Exactly as they appear, output all of the entries.

*** Supplied records ***

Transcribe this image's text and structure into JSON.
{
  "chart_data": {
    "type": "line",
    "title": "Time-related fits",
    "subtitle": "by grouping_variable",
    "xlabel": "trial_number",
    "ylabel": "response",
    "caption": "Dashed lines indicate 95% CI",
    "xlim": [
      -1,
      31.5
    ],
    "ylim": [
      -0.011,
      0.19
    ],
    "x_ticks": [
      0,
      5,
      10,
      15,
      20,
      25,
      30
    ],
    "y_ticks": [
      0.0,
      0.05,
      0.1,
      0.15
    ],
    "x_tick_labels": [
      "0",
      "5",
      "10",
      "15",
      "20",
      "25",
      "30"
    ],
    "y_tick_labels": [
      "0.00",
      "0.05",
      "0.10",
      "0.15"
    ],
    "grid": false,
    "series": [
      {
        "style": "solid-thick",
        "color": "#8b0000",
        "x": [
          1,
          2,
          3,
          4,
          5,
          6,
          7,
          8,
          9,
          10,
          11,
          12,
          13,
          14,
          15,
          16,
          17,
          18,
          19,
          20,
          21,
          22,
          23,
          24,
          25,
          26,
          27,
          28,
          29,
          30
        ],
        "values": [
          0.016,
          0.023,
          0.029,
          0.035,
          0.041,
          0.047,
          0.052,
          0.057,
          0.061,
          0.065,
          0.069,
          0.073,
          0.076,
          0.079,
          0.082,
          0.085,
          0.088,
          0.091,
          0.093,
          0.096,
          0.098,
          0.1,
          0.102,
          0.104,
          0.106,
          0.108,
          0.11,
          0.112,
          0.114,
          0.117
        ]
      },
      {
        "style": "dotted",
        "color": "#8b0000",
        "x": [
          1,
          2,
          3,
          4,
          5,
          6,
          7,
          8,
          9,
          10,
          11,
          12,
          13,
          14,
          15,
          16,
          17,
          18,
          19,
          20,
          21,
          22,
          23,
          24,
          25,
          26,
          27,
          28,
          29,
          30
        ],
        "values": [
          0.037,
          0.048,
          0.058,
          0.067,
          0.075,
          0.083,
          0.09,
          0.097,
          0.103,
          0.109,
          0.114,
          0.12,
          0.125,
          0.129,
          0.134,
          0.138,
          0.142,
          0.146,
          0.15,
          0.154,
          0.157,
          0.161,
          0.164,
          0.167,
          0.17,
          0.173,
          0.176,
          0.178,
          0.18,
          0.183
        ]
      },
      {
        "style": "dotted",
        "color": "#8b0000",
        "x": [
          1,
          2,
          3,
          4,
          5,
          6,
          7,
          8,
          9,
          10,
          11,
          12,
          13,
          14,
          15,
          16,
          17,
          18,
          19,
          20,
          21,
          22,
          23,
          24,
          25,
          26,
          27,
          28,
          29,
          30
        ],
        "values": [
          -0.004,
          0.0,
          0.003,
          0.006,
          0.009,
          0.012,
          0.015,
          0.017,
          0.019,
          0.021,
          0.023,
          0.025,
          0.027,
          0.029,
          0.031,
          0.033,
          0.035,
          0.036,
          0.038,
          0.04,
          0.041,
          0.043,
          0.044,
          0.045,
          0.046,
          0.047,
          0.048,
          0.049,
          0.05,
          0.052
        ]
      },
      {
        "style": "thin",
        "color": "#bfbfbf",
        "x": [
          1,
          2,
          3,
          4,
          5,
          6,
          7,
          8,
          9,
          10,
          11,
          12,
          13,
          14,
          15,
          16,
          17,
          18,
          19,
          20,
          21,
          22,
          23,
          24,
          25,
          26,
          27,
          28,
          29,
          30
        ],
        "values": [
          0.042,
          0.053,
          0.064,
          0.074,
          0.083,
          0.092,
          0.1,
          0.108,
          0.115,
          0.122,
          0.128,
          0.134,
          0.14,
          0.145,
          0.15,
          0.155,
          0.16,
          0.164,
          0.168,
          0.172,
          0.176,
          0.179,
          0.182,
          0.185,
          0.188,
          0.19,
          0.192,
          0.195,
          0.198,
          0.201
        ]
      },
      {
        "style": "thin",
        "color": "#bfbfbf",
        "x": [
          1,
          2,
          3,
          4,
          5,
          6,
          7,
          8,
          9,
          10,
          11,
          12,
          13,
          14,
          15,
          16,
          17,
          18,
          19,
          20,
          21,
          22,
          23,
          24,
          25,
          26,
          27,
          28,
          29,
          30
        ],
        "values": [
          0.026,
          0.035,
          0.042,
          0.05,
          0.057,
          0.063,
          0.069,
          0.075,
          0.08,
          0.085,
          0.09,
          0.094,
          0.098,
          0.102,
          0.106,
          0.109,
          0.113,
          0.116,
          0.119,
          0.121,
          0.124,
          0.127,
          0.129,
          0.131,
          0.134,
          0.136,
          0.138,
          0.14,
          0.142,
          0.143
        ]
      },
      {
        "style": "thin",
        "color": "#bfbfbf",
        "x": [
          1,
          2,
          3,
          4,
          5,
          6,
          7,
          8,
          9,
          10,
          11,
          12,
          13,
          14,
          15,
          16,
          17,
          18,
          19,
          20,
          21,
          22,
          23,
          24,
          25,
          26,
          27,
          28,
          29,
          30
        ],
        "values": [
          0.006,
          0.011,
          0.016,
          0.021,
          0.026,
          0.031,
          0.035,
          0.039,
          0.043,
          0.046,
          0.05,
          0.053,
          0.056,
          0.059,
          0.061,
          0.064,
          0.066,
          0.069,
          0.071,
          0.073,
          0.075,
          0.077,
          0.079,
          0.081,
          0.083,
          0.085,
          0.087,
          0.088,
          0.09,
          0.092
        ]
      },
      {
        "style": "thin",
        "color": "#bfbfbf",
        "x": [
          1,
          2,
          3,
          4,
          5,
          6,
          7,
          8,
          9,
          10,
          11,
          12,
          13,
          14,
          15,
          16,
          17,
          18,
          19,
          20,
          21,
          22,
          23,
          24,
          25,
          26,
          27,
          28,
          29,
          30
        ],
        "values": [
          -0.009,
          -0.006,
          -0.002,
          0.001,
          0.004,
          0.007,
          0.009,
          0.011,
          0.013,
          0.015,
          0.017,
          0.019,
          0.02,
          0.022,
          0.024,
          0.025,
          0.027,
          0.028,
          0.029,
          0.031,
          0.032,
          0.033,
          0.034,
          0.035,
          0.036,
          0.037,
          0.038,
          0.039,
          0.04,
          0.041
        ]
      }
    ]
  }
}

***

> [Reply to the exercise]:
Transcribe this image's text and structure into JSON.
{
  "chart_data": {
    "type": "line",
    "title": "Time-related fits",
    "subtitle": "by grouping_variable",
    "xlabel": "trial_number",
    "ylabel": "response",
    "caption": "Dashed lines indicate 95% CI",
    "xlim": [
      -1,
      31.5
    ],
    "ylim": [
      -0.011,
      0.19
    ],
    "x_ticks": [
      0,
      5,
      10,
      15,
      20,
      25,
      30
    ],
    "y_ticks": [
      0.0,
      0.05,
      0.1,
      0.15
    ],
    "x_tick_labels": [
      "0",
      "5",
      "10",
      "15",
      "20",
      "25",
      "30"
    ],
    "y_tick_labels": [
      "0.00",
      "0.05",
      "0.10",
      "0.15"
    ],
    "grid": false,
    "series": [
      {
        "style": "solid-thick",
        "color": "#8b0000",
        "x": [
          1,
          2,
          3,
          4,
          5,
          6,
          7,
          8,
          9,
          10,
          11,
          12,
          13,
          14,
          15,
          16,
          17,
          18,
          19,
          20,
          21,
          22,
          23,
          24,
          25,
          26,
          27,
          28,
          29,
          30
        ],
        "values": [
          0.016,
          0.023,
          0.029,
          0.035,
          0.041,
          0.047,
          0.052,
          0.057,
          0.061,
          0.065,
          0.069,
          0.073,
          0.076,
          0.079,
          0.082,
          0.085,
          0.088,
          0.091,
          0.093,
          0.096,
          0.098,
          0.1,
          0.102,
          0.104,
          0.106,
          0.108,
          0.11,
          0.112,
          0.114,
          0.117
        ]
      },
      {
        "style": "dotted",
        "color": "#8b0000",
        "x": [
          1,
          2,
          3,
          4,
          5,
          6,
          7,
          8,
          9,
          10,
          11,
          12,
          13,
          14,
          15,
          16,
          17,
          18,
          19,
          20,
          21,
          22,
          23,
          24,
          25,
          26,
          27,
          28,
          29,
          30
        ],
        "values": [
          0.037,
          0.048,
          0.058,
          0.067,
          0.075,
          0.083,
          0.09,
          0.097,
          0.103,
          0.109,
          0.114,
          0.12,
          0.125,
          0.129,
          0.134,
          0.138,
          0.142,
          0.146,
          0.15,
          0.154,
          0.157,
          0.161,
          0.164,
          0.167,
          0.17,
          0.173,
          0.176,
          0.178,
          0.18,
          0.183
        ]
      },
      {
        "style": "dotted",
        "color": "#8b0000",
        "x": [
          1,
          2,
          3,
          4,
          5,
          6,
          7,
          8,
          9,
          10,
          11,
          12,
          13,
          14,
          15,
          16,
          17,
          18,
          19,
          20,
          21,
          22,
          23,
          24,
          25,
          26,
          27,
          28,
          29,
          30
        ],
        "values": [
          -0.004,
          0.0,
          0.003,
          0.006,
          0.009,
          0.012,
          0.015,
          0.017,
          0.019,
          0.021,
          0.023,
          0.025,
          0.027,
          0.029,
          0.031,
          0.033,
          0.035,
          0.036,
          0.038,
          0.04,
          0.041,
          0.043,
          0.044,
          0.045,
          0.046,
          0.047,
          0.048,
          0.049,
          0.05,
          0.052
        ]
      },
      {
        "style": "thin",
        "color": "#bfbfbf",
        "x": [
          1,
          2,
          3,
          4,
          5,
          6,
          7,
          8,
          9,
          10,
          11,
          12,
          13,
          14,
          15,
          16,
          17,
          18,
          19,
          20,
          21,
          22,
          23,
          24,
          25,
          26,
          27,
          28,
          29,
          30
        ],
        "values": [
          0.042,
          0.053,
          0.064,
          0.074,
          0.083,
          0.092,
          0.1,
          0.108,
          0.115,
          0.122,
          0.128,
          0.134,
          0.14,
          0.145,
          0.15,
          0.155,
          0.16,
          0.164,
          0.168,
          0.172,
          0.176,
          0.179,
          0.182,
          0.185,
          0.188,
          0.19,
          0.192,
          0.195,
          0.198,
          0.201
        ]
      },
      {
        "style": "thin",
        "color": "#bfbfbf",
        "x": [
          1,
          2,
          3,
          4,
          5,
          6,
          7,
          8,
          9,
          10,
          11,
          12,
          13,
          14,
          15,
          16,
          17,
          18,
          19,
          20,
          21,
          22,
          23,
          24,
          25,
          26,
          27,
          28,
          29,
          30
        ],
        "values": [
          0.026,
          0.035,
          0.042,
          0.05,
          0.057,
          0.063,
          0.069,
          0.075,
          0.08,
          0.085,
          0.09,
          0.094,
          0.098,
          0.102,
          0.106,
          0.109,
          0.113,
          0.116,
          0.119,
          0.121,
          0.124,
          0.127,
          0.129,
          0.131,
          0.134,
          0.136,
          0.138,
          0.14,
          0.142,
          0.143
        ]
      },
      {
        "style": "thin",
        "color": "#bfbfbf",
        "x": [
          1,
          2,
          3,
          4,
          5,
          6,
          7,
          8,
          9,
          10,
          11,
          12,
          13,
          14,
          15,
          16,
          17,
          18,
          19,
          20,
          21,
          22,
          23,
          24,
          25,
          26,
          27,
          28,
          29,
          30
        ],
        "values": [
          0.006,
          0.011,
          0.016,
          0.021,
          0.026,
          0.031,
          0.035,
          0.039,
          0.043,
          0.046,
          0.05,
          0.053,
          0.056,
          0.059,
          0.061,
          0.064,
          0.066,
          0.069,
          0.071,
          0.073,
          0.075,
          0.077,
          0.079,
          0.081,
          0.083,
          0.085,
          0.087,
          0.088,
          0.09,
          0.092
        ]
      },
      {
        "style": "thin",
        "color": "#bfbfbf",
        "x": [
          1,
          2,
          3,
          4,
          5,
          6,
          7,
          8,
          9,
          10,
          11,
          12,
          13,
          14,
          15,
          16,
          17,
          18,
          19,
          20,
          21,
          22,
          23,
          24,
          25,
          26,
          27,
          28,
          29,
          30
        ],
        "values": [
          -0.009,
          -0.006,
          -0.002,
          0.001,
          0.004,
          0.007,
          0.009,
          0.011,
          0.013,
          0.015,
          0.017,
          0.019,
          0.02,
          0.022,
          0.024,
          0.025,
          0.027,
          0.028,
          0.029,
          0.031,
          0.032,
          0.033,
          0.034,
          0.035,
          0.036,
          0.037,
          0.038,
          0.039,
          0.04,
          0.041
        ]
      }
    ]
  }
}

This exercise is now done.